[Figure dataset records]

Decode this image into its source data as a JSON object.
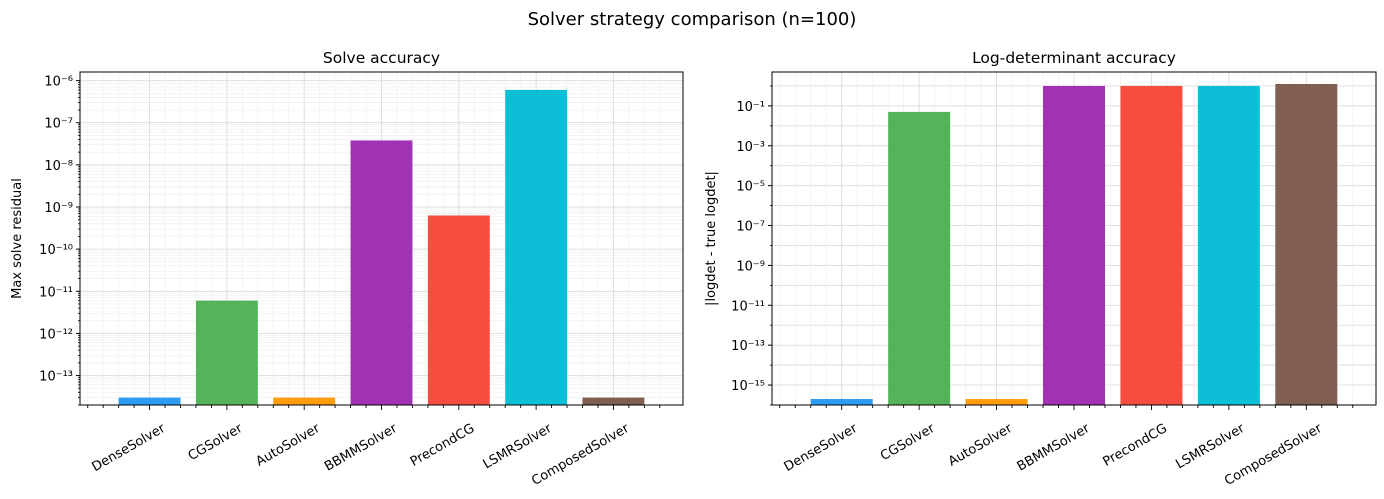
{
  "figure": {
    "title": "Solver strategy comparison (n=100)"
  },
  "chart_data": [
    {
      "type": "bar",
      "title": "Solve accuracy",
      "xlabel": "",
      "ylabel": "Max solve residual",
      "yscale": "log",
      "ylim": [
        2e-14,
        1.6e-06
      ],
      "grid": true,
      "categories": [
        "DenseSolver",
        "CGSolver",
        "AutoSolver",
        "BBMMSolver",
        "PrecondCG",
        "LSMRSolver",
        "ComposedSolver"
      ],
      "values": [
        3e-14,
        6e-12,
        3e-14,
        3.8e-08,
        6.3e-10,
        6e-07,
        3e-14
      ],
      "colors": [
        "#2196F3",
        "#4CAF50",
        "#FF9800",
        "#9C27B0",
        "#F44336",
        "#00BCD4",
        "#795548"
      ],
      "ytick_exponents": [
        -13,
        -12,
        -11,
        -10,
        -9,
        -8,
        -7,
        -6
      ]
    },
    {
      "type": "bar",
      "title": "Log-determinant accuracy",
      "xlabel": "",
      "ylabel": "|logdet - true logdet|",
      "yscale": "log",
      "ylim": [
        1e-16,
        5.0
      ],
      "grid": true,
      "categories": [
        "DenseSolver",
        "CGSolver",
        "AutoSolver",
        "BBMMSolver",
        "PrecondCG",
        "LSMRSolver",
        "ComposedSolver"
      ],
      "values": [
        2e-16,
        0.05,
        2e-16,
        1.0,
        1.0,
        1.0,
        1.25
      ],
      "colors": [
        "#2196F3",
        "#4CAF50",
        "#FF9800",
        "#9C27B0",
        "#F44336",
        "#00BCD4",
        "#795548"
      ],
      "ytick_exponents": [
        -15,
        -13,
        -11,
        -9,
        -7,
        -5,
        -3,
        -1
      ]
    }
  ]
}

◆ WHAT TO WORK ON
Every entry above is to be set down exactly; the pictures are to be left out.

◆ COMPLETED TASK
Decode this image into its source data as a JSON object.
{
  "figure": {
    "title": "Solver strategy comparison (n=100)"
  },
  "chart_data": [
    {
      "type": "bar",
      "title": "Solve accuracy",
      "xlabel": "",
      "ylabel": "Max solve residual",
      "yscale": "log",
      "ylim": [
        2e-14,
        1.6e-06
      ],
      "grid": true,
      "categories": [
        "DenseSolver",
        "CGSolver",
        "AutoSolver",
        "BBMMSolver",
        "PrecondCG",
        "LSMRSolver",
        "ComposedSolver"
      ],
      "values": [
        3e-14,
        6e-12,
        3e-14,
        3.8e-08,
        6.3e-10,
        6e-07,
        3e-14
      ],
      "colors": [
        "#2196F3",
        "#4CAF50",
        "#FF9800",
        "#9C27B0",
        "#F44336",
        "#00BCD4",
        "#795548"
      ],
      "ytick_exponents": [
        -13,
        -12,
        -11,
        -10,
        -9,
        -8,
        -7,
        -6
      ]
    },
    {
      "type": "bar",
      "title": "Log-determinant accuracy",
      "xlabel": "",
      "ylabel": "|logdet - true logdet|",
      "yscale": "log",
      "ylim": [
        1e-16,
        5.0
      ],
      "grid": true,
      "categories": [
        "DenseSolver",
        "CGSolver",
        "AutoSolver",
        "BBMMSolver",
        "PrecondCG",
        "LSMRSolver",
        "ComposedSolver"
      ],
      "values": [
        2e-16,
        0.05,
        2e-16,
        1.0,
        1.0,
        1.0,
        1.25
      ],
      "colors": [
        "#2196F3",
        "#4CAF50",
        "#FF9800",
        "#9C27B0",
        "#F44336",
        "#00BCD4",
        "#795548"
      ],
      "ytick_exponents": [
        -15,
        -13,
        -11,
        -9,
        -7,
        -5,
        -3,
        -1
      ]
    }
  ]
}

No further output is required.